- [EXERCISE BRIEF]:
Rewrite the stretch from the start of the records through the line containing "method-select[interactable]: GET xyxy=(50,132,99,160)", replacing every occurrence of "code-line" with "source-line" and leaving everything else unchanged.

- [MATERIAL PROVIDED]:
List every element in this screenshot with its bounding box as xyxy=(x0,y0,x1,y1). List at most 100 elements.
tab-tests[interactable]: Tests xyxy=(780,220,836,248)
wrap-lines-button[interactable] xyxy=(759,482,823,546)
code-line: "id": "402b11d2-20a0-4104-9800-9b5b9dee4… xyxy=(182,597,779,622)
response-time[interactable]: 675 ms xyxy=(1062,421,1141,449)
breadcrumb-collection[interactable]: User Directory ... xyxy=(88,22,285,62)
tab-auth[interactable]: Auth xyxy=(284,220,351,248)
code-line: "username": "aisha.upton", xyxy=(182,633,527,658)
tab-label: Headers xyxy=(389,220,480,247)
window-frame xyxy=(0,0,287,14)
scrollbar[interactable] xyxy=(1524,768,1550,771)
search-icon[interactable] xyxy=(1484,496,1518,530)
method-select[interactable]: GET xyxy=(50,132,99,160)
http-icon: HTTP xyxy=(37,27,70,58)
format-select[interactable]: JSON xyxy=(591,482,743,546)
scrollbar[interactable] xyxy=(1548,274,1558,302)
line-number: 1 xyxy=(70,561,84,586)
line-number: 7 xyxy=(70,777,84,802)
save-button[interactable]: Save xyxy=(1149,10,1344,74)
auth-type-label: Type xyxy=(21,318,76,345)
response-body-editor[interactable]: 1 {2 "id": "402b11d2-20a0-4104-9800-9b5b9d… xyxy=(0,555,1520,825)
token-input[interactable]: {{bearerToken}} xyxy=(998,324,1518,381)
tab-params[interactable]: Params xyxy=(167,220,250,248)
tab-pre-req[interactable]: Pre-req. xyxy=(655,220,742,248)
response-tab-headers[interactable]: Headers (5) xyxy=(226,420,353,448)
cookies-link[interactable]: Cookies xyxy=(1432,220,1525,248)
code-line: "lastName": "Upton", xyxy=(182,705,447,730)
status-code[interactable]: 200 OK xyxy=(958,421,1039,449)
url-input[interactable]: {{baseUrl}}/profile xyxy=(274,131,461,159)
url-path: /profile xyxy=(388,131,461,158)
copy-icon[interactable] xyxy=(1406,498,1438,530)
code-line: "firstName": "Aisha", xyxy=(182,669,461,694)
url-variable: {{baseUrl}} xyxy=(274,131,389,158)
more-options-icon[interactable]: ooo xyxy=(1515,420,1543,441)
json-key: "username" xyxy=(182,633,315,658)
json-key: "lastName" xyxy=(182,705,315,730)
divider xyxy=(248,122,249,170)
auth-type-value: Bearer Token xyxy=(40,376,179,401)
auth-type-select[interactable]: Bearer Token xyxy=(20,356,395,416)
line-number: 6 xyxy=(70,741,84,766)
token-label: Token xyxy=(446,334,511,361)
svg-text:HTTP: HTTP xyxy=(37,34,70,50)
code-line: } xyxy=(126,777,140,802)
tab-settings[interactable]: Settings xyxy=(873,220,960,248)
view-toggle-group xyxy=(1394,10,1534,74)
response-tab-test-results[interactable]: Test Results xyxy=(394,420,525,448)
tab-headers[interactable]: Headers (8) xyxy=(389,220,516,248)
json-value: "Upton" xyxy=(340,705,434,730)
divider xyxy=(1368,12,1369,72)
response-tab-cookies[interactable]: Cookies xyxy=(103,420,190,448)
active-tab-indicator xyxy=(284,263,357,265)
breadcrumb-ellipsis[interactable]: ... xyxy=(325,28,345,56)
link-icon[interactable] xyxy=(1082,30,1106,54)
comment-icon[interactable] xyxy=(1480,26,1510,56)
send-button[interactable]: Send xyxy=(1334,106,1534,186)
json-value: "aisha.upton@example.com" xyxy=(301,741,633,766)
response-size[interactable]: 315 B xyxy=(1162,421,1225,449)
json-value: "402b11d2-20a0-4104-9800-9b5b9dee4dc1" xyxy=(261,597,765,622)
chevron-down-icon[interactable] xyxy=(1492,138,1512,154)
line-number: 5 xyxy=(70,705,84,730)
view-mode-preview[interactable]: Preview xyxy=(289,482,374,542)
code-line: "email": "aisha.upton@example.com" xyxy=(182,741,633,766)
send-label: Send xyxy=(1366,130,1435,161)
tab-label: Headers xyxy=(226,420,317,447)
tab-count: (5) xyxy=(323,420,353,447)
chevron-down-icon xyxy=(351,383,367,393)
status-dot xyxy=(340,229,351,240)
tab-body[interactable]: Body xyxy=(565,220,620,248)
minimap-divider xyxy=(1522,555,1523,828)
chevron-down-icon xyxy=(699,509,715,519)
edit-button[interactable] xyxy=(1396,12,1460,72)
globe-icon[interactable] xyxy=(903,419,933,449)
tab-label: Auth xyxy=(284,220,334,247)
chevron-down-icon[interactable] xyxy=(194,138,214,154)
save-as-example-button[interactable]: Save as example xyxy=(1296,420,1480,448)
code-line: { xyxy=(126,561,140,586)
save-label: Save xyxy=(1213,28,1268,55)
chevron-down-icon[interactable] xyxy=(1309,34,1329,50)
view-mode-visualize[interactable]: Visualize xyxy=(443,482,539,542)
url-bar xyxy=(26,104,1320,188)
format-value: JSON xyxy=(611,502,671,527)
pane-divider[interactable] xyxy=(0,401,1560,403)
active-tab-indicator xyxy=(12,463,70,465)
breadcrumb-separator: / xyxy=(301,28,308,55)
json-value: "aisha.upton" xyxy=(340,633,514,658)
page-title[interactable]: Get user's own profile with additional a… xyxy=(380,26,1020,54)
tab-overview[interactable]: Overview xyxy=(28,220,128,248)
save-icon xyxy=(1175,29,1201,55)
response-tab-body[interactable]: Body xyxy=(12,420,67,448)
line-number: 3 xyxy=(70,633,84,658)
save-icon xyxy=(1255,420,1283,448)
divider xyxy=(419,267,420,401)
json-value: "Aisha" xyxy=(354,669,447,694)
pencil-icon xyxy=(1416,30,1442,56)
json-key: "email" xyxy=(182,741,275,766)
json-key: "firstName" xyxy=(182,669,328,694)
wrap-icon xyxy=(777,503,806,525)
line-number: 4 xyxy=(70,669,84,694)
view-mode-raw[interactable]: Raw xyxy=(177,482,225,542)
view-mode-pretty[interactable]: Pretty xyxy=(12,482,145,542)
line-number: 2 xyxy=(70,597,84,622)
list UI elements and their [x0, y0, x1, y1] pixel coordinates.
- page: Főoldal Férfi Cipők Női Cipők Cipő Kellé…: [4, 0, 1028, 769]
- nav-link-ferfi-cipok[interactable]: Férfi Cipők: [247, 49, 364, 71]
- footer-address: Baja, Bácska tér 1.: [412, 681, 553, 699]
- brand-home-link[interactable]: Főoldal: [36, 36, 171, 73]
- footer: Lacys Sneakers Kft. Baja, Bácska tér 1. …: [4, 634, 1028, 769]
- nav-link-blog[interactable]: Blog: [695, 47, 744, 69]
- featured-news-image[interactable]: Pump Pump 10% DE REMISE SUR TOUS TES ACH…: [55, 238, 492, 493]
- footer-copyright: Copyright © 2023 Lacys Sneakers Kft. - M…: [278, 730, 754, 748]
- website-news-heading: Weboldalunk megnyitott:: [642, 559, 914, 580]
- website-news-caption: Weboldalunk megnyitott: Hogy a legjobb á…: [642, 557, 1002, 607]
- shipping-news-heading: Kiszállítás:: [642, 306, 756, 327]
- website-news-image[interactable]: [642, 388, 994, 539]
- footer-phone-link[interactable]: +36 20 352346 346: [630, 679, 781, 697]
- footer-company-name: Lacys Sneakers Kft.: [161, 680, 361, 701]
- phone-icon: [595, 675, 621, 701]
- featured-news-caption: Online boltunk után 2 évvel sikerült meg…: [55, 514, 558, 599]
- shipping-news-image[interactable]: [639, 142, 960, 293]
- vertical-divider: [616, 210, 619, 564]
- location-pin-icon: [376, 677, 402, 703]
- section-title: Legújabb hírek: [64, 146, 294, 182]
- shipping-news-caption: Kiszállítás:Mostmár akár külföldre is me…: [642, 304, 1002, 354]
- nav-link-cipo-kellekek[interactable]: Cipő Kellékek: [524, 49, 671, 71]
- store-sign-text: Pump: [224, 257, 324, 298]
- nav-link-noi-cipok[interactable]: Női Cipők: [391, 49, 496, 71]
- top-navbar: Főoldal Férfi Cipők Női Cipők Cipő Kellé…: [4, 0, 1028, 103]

- [FULL ANSWER]:
List every element in this screenshot with its bounding box as xyxy=(x0,y0,x1,y1). List at most 100 elements.
tab-tests[interactable]: Tests xyxy=(780,220,836,248)
wrap-lines-button[interactable] xyxy=(759,482,823,546)
source-line: "id": "402b11d2-20a0-4104-9800-9b5b9dee4… xyxy=(182,597,779,622)
response-time[interactable]: 675 ms xyxy=(1062,421,1141,449)
breadcrumb-collection[interactable]: User Directory ... xyxy=(88,22,285,62)
tab-auth[interactable]: Auth xyxy=(284,220,351,248)
source-line: "username": "aisha.upton", xyxy=(182,633,527,658)
tab-label: Headers xyxy=(389,220,480,247)
window-frame xyxy=(0,0,287,14)
scrollbar[interactable] xyxy=(1524,768,1550,771)
search-icon[interactable] xyxy=(1484,496,1518,530)
method-select[interactable]: GET xyxy=(50,132,99,160)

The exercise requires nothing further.